Exercise details.
Records follow. Pull out every line that contains "quit".

Exercise material.
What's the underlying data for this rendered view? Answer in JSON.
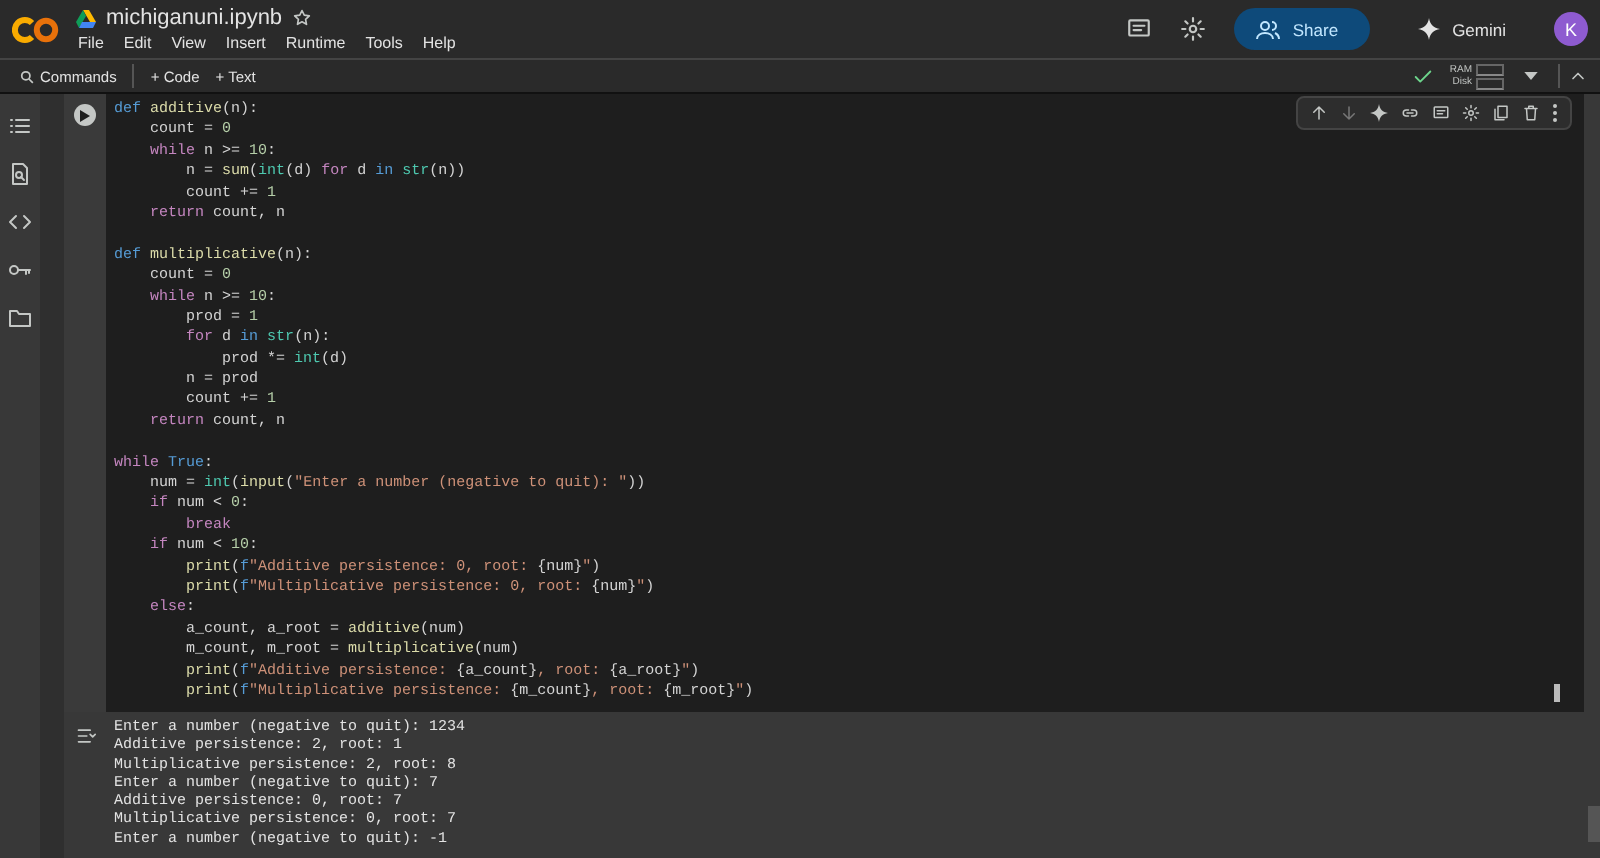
{
  "app": {
    "title": "michiganuni.ipynb",
    "menu": [
      "File",
      "Edit",
      "View",
      "Insert",
      "Runtime",
      "Tools",
      "Help"
    ],
    "share": "Share",
    "gemini": "Gemini",
    "avatar": "K"
  },
  "toolbar": {
    "commands": "Commands",
    "add_code": "+ Code",
    "add_text": "+ Text",
    "ram": "RAM",
    "disk": "Disk"
  },
  "cell": {
    "lines": [
      {
        "kind": "code",
        "tokens": [
          {
            "kind": "def",
            "text": "def"
          },
          {
            "kind": "fn",
            "text": " additive"
          },
          {
            "kind": "txt",
            "text": "(n):"
          }
        ]
      },
      {
        "kind": "code",
        "tokens": [
          {
            "kind": "txt",
            "text": "    count = "
          },
          {
            "kind": "num",
            "text": "0"
          }
        ]
      },
      {
        "kind": "code",
        "tokens": [
          {
            "kind": "ctl",
            "text": "    while"
          },
          {
            "kind": "txt",
            "text": " n >= "
          },
          {
            "kind": "num",
            "text": "10"
          },
          {
            "kind": "txt",
            "text": ":"
          }
        ]
      },
      {
        "kind": "code",
        "tokens": [
          {
            "kind": "txt",
            "text": "        n = "
          },
          {
            "kind": "fn",
            "text": "sum"
          },
          {
            "kind": "txt",
            "text": "("
          },
          {
            "kind": "type",
            "text": "int"
          },
          {
            "kind": "txt",
            "text": "(d) "
          },
          {
            "kind": "ctl",
            "text": "for"
          },
          {
            "kind": "txt",
            "text": " d "
          },
          {
            "kind": "def",
            "text": "in"
          },
          {
            "kind": "type",
            "text": " str"
          },
          {
            "kind": "txt",
            "text": "(n))"
          }
        ]
      },
      {
        "kind": "code",
        "tokens": [
          {
            "kind": "txt",
            "text": "        count += "
          },
          {
            "kind": "num",
            "text": "1"
          }
        ]
      },
      {
        "kind": "code",
        "tokens": [
          {
            "kind": "ctl",
            "text": "    return"
          },
          {
            "kind": "txt",
            "text": " count, n"
          }
        ]
      },
      {
        "kind": "blank"
      },
      {
        "kind": "code",
        "tokens": [
          {
            "kind": "def",
            "text": "def"
          },
          {
            "kind": "fn",
            "text": " multiplicative"
          },
          {
            "kind": "txt",
            "text": "(n):"
          }
        ]
      },
      {
        "kind": "code",
        "tokens": [
          {
            "kind": "txt",
            "text": "    count = "
          },
          {
            "kind": "num",
            "text": "0"
          }
        ]
      },
      {
        "kind": "code",
        "tokens": [
          {
            "kind": "ctl",
            "text": "    while"
          },
          {
            "kind": "txt",
            "text": " n >= "
          },
          {
            "kind": "num",
            "text": "10"
          },
          {
            "kind": "txt",
            "text": ":"
          }
        ]
      },
      {
        "kind": "code",
        "tokens": [
          {
            "kind": "txt",
            "text": "        prod = "
          },
          {
            "kind": "num",
            "text": "1"
          }
        ]
      },
      {
        "kind": "code",
        "tokens": [
          {
            "kind": "ctl",
            "text": "        for"
          },
          {
            "kind": "txt",
            "text": " d "
          },
          {
            "kind": "def",
            "text": "in"
          },
          {
            "kind": "type",
            "text": " str"
          },
          {
            "kind": "txt",
            "text": "(n):"
          }
        ]
      },
      {
        "kind": "code",
        "tokens": [
          {
            "kind": "txt",
            "text": "            prod *= "
          },
          {
            "kind": "type",
            "text": "int"
          },
          {
            "kind": "txt",
            "text": "(d)"
          }
        ]
      },
      {
        "kind": "code",
        "tokens": [
          {
            "kind": "txt",
            "text": "        n = prod"
          }
        ]
      },
      {
        "kind": "code",
        "tokens": [
          {
            "kind": "txt",
            "text": "        count += "
          },
          {
            "kind": "num",
            "text": "1"
          }
        ]
      },
      {
        "kind": "code",
        "tokens": [
          {
            "kind": "ctl",
            "text": "    return"
          },
          {
            "kind": "txt",
            "text": " count, n"
          }
        ]
      },
      {
        "kind": "blank"
      },
      {
        "kind": "code",
        "tokens": [
          {
            "kind": "ctl",
            "text": "while"
          },
          {
            "kind": "def",
            "text": " True"
          },
          {
            "kind": "txt",
            "text": ":"
          }
        ]
      },
      {
        "kind": "code",
        "tokens": [
          {
            "kind": "txt",
            "text": "    num = "
          },
          {
            "kind": "type",
            "text": "int"
          },
          {
            "kind": "txt",
            "text": "("
          },
          {
            "kind": "fn",
            "text": "input"
          },
          {
            "kind": "txt",
            "text": "("
          },
          {
            "kind": "str",
            "text": "\"Enter a number (negative to quit): \""
          },
          {
            "kind": "txt",
            "text": "))"
          }
        ]
      },
      {
        "kind": "code",
        "tokens": [
          {
            "kind": "ctl",
            "text": "    if"
          },
          {
            "kind": "txt",
            "text": " num < "
          },
          {
            "kind": "num",
            "text": "0"
          },
          {
            "kind": "txt",
            "text": ":"
          }
        ]
      },
      {
        "kind": "code",
        "tokens": [
          {
            "kind": "ctl",
            "text": "        break"
          }
        ]
      },
      {
        "kind": "code",
        "tokens": [
          {
            "kind": "ctl",
            "text": "    if"
          },
          {
            "kind": "txt",
            "text": " num < "
          },
          {
            "kind": "num",
            "text": "10"
          },
          {
            "kind": "txt",
            "text": ":"
          }
        ]
      },
      {
        "kind": "code",
        "tokens": [
          {
            "kind": "fn",
            "text": "        print"
          },
          {
            "kind": "txt",
            "text": "("
          },
          {
            "kind": "def",
            "text": "f"
          },
          {
            "kind": "str",
            "text": "\"Additive persistence: 0, root: "
          },
          {
            "kind": "txt",
            "text": "{num}"
          },
          {
            "kind": "str",
            "text": "\""
          },
          {
            "kind": "txt",
            "text": ")"
          }
        ]
      },
      {
        "kind": "code",
        "tokens": [
          {
            "kind": "fn",
            "text": "        print"
          },
          {
            "kind": "txt",
            "text": "("
          },
          {
            "kind": "def",
            "text": "f"
          },
          {
            "kind": "str",
            "text": "\"Multiplicative persistence: 0, root: "
          },
          {
            "kind": "txt",
            "text": "{num}"
          },
          {
            "kind": "str",
            "text": "\""
          },
          {
            "kind": "txt",
            "text": ")"
          }
        ]
      },
      {
        "kind": "code",
        "tokens": [
          {
            "kind": "ctl",
            "text": "    else"
          },
          {
            "kind": "txt",
            "text": ":"
          }
        ]
      },
      {
        "kind": "code",
        "tokens": [
          {
            "kind": "txt",
            "text": "        a_count, a_root = "
          },
          {
            "kind": "fn",
            "text": "additive"
          },
          {
            "kind": "txt",
            "text": "(num)"
          }
        ]
      },
      {
        "kind": "code",
        "tokens": [
          {
            "kind": "txt",
            "text": "        m_count, m_root = "
          },
          {
            "kind": "fn",
            "text": "multiplicative"
          },
          {
            "kind": "txt",
            "text": "(num)"
          }
        ]
      },
      {
        "kind": "code",
        "tokens": [
          {
            "kind": "fn",
            "text": "        print"
          },
          {
            "kind": "txt",
            "text": "("
          },
          {
            "kind": "def",
            "text": "f"
          },
          {
            "kind": "str",
            "text": "\"Additive persistence: "
          },
          {
            "kind": "txt",
            "text": "{a_count}"
          },
          {
            "kind": "str",
            "text": ", root: "
          },
          {
            "kind": "txt",
            "text": "{a_root}"
          },
          {
            "kind": "str",
            "text": "\""
          },
          {
            "kind": "txt",
            "text": ")"
          }
        ]
      },
      {
        "kind": "code",
        "tokens": [
          {
            "kind": "fn",
            "text": "        print"
          },
          {
            "kind": "txt",
            "text": "("
          },
          {
            "kind": "def",
            "text": "f"
          },
          {
            "kind": "str",
            "text": "\"Multiplicative persistence: "
          },
          {
            "kind": "txt",
            "text": "{m_count}"
          },
          {
            "kind": "str",
            "text": ", root: "
          },
          {
            "kind": "txt",
            "text": "{m_root}"
          },
          {
            "kind": "str",
            "text": "\""
          },
          {
            "kind": "txt",
            "text": ")"
          }
        ]
      }
    ]
  },
  "output": {
    "lines": [
      "Enter a number (negative to quit): 1234",
      "Additive persistence: 2, root: 1",
      "Multiplicative persistence: 2, root: 8",
      "Enter a number (negative to quit): 7",
      "Additive persistence: 0, root: 7",
      "Multiplicative persistence: 0, root: 7",
      "Enter a number (negative to quit): -1"
    ]
  }
}
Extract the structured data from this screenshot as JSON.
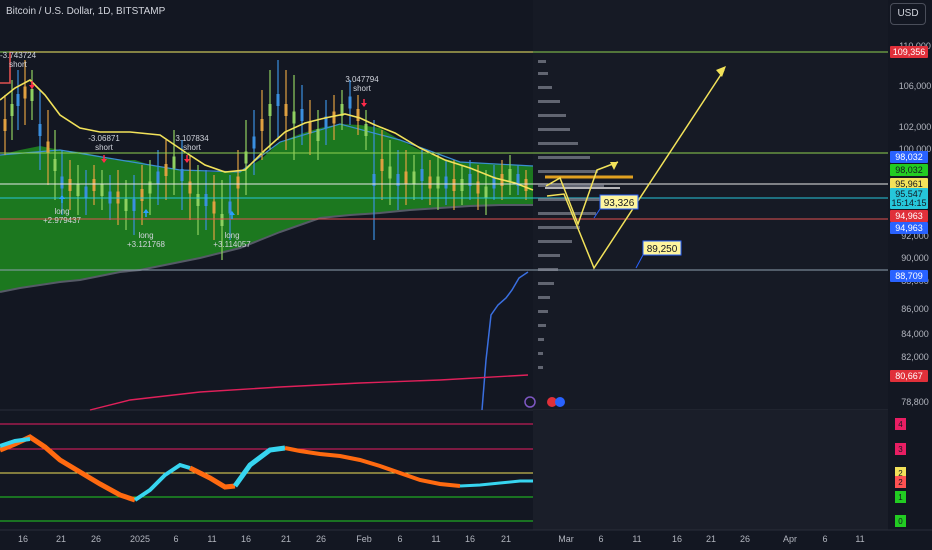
{
  "header": {
    "title": "Bitcoin / U.S. Dollar, 1D, BITSTAMP",
    "currency": "USD"
  },
  "colors": {
    "background": "#131722",
    "cloud": "#1e8a1e",
    "ema": "#f2e25a",
    "upper_band": "#e05050",
    "lower_band": "#555a66",
    "projection": "#f2e25a",
    "blue_line": "#3a6fe0",
    "pink_line": "#e0205a",
    "osc_orange": "#ff6a10",
    "osc_cyan": "#37d5f0"
  },
  "chart_data": {
    "type": "line",
    "x_ticks": [
      "16",
      "21",
      "26",
      "2025",
      "6",
      "11",
      "16",
      "21",
      "26",
      "Feb",
      "6",
      "11",
      "16",
      "21",
      "Mar",
      "6",
      "11",
      "16",
      "21",
      "26",
      "Apr",
      "6",
      "11"
    ],
    "y_ticks": [
      "110,000",
      "106,000",
      "102,000",
      "100,000",
      "92,000",
      "90,000",
      "88,000",
      "86,000",
      "84,000",
      "82,000",
      "78,800"
    ],
    "price_labels": [
      {
        "text": "109,356",
        "color": "#e0303a"
      },
      {
        "text": "98,032",
        "color": "#2962ff"
      },
      {
        "text": "98,032",
        "color": "#22cc22"
      },
      {
        "text": "95,961",
        "color": "#f2e25a"
      },
      {
        "text": "95,547",
        "color": "#26c6da"
      },
      {
        "text": "15:14:15",
        "color": "#26c6da"
      },
      {
        "text": "94,963",
        "color": "#e0303a"
      },
      {
        "text": "94,963",
        "color": "#2962ff"
      },
      {
        "text": "88,709",
        "color": "#2962ff"
      },
      {
        "text": "80,667",
        "color": "#e0303a"
      }
    ],
    "annotations": [
      {
        "text": "-3.743724",
        "sub": "short"
      },
      {
        "text": "-3.06871",
        "sub": "short"
      },
      {
        "text": "3.107834",
        "sub": "short"
      },
      {
        "text": "3.047794",
        "sub": "short"
      },
      {
        "text": "long",
        "sub": "+2.979437"
      },
      {
        "text": "long",
        "sub": "+3.121768"
      },
      {
        "text": "long",
        "sub": "+3.114057"
      }
    ],
    "target_labels": [
      "93,326",
      "89,250"
    ],
    "oscillator_levels": [
      {
        "text": "4",
        "color": "#e91e63"
      },
      {
        "text": "3",
        "color": "#e91e63"
      },
      {
        "text": "2",
        "color": "#f2e25a"
      },
      {
        "text": "2",
        "color": "#ff5252"
      },
      {
        "text": "1",
        "color": "#22cc22"
      },
      {
        "text": "0",
        "color": "#22cc22"
      }
    ]
  }
}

Written solution.
            "text": "\"Enter a number (negative to quit): \""
      "Enter a number (negative to quit): 1234",
      "Enter a number (negative to quit): 7",
      "Enter a number (negative to quit): -1"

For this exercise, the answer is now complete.